* **Your objective**: Work through the data line by line, gathering every line that has the word "subtitle".

Stored data:
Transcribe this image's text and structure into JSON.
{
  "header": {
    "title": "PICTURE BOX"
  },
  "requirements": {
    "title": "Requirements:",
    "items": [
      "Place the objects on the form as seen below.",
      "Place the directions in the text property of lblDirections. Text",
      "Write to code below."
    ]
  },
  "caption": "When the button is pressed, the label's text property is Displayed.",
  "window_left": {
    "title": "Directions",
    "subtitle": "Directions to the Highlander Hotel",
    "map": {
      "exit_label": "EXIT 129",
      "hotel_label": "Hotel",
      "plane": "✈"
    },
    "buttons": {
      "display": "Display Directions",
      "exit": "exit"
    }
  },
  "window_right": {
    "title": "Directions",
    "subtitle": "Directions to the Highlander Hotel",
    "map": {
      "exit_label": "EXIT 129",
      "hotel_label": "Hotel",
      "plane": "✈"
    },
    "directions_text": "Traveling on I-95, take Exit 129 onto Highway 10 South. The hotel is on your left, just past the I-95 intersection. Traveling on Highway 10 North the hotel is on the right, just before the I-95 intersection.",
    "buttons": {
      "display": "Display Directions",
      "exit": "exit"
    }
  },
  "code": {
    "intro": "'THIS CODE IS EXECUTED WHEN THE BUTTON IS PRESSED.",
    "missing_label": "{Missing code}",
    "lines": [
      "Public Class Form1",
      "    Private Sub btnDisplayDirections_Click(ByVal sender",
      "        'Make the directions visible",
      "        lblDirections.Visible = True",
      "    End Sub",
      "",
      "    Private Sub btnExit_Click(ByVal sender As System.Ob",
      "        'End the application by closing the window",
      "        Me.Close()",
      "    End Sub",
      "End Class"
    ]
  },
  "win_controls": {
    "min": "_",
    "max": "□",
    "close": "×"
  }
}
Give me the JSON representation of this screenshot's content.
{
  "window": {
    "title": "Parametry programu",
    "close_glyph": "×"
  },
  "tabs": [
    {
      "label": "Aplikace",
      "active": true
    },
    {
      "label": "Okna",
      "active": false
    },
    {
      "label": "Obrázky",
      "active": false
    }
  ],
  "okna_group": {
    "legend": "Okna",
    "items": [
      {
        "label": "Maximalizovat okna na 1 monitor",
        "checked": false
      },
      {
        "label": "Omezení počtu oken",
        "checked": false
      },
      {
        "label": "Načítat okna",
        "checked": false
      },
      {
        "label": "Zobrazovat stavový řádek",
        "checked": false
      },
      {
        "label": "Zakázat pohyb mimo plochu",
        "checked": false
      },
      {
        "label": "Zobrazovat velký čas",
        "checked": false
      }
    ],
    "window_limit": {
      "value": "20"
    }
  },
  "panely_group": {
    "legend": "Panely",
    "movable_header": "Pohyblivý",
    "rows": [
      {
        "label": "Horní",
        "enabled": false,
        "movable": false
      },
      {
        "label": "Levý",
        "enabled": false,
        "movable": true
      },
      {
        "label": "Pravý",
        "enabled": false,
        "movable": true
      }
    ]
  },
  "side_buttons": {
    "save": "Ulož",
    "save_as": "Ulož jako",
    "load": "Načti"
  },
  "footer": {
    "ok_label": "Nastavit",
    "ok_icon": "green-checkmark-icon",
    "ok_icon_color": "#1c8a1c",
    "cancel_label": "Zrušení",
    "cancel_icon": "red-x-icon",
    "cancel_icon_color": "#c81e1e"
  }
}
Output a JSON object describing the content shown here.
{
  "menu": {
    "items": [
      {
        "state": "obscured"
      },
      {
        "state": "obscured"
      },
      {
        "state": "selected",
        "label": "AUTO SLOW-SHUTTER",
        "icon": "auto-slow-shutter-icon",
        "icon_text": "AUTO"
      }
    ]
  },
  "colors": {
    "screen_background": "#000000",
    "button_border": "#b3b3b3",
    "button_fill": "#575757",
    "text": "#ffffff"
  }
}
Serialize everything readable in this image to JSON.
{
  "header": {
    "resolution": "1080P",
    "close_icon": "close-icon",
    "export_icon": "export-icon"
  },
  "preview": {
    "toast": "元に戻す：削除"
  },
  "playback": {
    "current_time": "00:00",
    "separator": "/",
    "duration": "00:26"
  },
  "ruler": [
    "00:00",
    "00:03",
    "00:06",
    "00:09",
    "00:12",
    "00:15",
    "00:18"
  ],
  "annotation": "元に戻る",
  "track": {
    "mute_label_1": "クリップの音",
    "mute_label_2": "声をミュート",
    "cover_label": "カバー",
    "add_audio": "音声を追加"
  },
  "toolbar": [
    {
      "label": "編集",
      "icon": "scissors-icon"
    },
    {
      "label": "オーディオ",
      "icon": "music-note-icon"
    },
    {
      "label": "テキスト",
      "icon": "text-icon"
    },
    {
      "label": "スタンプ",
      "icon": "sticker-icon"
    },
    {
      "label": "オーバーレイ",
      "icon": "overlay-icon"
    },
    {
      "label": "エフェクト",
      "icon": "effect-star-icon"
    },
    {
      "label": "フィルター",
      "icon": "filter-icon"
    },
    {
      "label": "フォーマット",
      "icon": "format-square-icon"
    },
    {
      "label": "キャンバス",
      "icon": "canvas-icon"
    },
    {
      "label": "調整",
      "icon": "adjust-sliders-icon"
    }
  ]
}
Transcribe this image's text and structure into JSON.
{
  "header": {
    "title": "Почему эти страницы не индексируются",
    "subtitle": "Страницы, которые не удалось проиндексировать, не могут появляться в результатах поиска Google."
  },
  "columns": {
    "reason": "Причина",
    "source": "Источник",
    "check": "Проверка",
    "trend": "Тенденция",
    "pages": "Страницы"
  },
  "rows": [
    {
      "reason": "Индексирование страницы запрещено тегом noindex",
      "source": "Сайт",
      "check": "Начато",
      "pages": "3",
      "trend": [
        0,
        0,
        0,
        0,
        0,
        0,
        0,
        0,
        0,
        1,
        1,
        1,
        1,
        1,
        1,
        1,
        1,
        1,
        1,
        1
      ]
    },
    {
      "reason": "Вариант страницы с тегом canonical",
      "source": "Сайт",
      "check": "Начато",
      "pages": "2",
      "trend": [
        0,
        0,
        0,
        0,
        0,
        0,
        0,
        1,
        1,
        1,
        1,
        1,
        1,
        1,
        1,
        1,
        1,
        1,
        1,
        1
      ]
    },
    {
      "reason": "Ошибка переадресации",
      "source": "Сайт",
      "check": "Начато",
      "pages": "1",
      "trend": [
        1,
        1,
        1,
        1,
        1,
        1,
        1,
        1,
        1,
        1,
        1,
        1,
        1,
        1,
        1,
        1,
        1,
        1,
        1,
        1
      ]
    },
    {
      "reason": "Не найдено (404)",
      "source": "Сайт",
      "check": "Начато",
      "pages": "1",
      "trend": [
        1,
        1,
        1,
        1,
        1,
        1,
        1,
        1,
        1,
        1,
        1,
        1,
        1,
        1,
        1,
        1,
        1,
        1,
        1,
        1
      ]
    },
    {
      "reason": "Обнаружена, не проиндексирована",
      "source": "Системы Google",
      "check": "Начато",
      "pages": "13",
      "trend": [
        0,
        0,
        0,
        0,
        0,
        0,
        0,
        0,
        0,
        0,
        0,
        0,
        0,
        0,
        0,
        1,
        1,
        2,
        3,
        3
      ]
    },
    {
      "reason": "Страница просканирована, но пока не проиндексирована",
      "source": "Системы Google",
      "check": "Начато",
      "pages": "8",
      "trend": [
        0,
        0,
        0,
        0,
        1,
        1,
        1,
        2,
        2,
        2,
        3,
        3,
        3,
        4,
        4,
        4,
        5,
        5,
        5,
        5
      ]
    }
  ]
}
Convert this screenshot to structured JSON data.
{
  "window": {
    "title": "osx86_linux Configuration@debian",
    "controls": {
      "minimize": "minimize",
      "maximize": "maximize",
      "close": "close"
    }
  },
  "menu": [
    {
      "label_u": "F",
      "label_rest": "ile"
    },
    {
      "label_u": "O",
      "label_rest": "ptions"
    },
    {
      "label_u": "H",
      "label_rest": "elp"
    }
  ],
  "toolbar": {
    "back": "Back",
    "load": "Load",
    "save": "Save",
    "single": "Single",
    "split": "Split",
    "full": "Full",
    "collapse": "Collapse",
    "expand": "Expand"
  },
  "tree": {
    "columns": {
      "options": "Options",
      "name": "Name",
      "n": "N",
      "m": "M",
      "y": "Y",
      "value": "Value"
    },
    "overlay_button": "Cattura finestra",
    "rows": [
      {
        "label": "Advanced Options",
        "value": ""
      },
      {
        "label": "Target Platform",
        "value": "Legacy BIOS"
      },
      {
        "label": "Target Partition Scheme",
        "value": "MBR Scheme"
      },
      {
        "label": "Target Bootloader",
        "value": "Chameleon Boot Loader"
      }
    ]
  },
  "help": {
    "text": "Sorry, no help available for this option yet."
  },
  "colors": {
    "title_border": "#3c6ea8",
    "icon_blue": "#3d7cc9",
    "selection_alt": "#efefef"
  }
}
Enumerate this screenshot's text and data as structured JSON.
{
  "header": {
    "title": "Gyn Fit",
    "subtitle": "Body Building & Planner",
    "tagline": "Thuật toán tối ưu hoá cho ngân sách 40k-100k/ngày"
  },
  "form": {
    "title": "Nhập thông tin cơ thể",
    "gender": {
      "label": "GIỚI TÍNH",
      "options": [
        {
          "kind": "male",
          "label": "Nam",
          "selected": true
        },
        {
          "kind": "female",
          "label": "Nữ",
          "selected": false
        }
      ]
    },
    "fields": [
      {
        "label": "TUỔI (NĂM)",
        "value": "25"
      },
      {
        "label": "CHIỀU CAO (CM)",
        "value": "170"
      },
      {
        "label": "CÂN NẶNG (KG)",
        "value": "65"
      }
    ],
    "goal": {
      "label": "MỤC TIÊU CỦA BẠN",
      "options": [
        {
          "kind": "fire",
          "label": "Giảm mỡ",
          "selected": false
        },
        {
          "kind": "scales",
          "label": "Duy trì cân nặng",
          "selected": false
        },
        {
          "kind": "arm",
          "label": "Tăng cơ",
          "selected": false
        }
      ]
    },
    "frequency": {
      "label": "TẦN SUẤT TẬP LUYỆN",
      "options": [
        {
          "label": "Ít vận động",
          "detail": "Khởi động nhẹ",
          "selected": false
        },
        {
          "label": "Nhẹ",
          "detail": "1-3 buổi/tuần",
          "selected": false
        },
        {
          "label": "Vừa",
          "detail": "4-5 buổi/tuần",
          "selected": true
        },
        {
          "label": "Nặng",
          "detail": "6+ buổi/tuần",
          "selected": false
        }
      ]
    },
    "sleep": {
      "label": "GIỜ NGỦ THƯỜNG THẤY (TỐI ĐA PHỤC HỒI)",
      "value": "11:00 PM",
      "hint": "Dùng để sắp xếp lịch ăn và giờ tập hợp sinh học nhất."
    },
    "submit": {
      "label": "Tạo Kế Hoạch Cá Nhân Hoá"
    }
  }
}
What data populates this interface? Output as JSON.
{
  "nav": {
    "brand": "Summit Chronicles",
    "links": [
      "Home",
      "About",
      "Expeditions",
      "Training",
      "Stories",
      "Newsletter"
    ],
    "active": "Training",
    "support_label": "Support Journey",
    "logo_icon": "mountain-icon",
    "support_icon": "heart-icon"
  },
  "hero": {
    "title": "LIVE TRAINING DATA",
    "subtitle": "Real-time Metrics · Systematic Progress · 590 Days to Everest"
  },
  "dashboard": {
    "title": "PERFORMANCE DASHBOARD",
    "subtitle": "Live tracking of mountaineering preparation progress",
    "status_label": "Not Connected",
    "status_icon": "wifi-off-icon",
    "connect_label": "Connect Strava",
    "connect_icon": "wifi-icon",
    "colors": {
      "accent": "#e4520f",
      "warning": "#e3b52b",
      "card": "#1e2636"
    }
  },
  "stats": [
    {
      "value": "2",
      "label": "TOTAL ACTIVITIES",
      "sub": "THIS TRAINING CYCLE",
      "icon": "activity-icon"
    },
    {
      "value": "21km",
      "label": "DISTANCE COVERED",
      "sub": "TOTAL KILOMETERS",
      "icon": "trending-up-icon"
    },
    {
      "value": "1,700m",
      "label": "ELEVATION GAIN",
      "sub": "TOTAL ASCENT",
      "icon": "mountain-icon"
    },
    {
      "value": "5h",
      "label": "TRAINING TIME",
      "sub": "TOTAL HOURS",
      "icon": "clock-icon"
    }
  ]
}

* **Written response**:
    "subtitle": "Directions to the Highlander Hotel",
    "subtitle": "Directions to the Highlander Hotel",
    "subtitle": "Страницы, которые не удалось проиндексировать, не могут появляться в результатах поиска Google."
    "subtitle": "Body Building & Planner",
    "subtitle": "Real-time Metrics · Systematic Progress · 590 Days to Everest"
    "subtitle": "Live tracking of mountaineering preparation progress",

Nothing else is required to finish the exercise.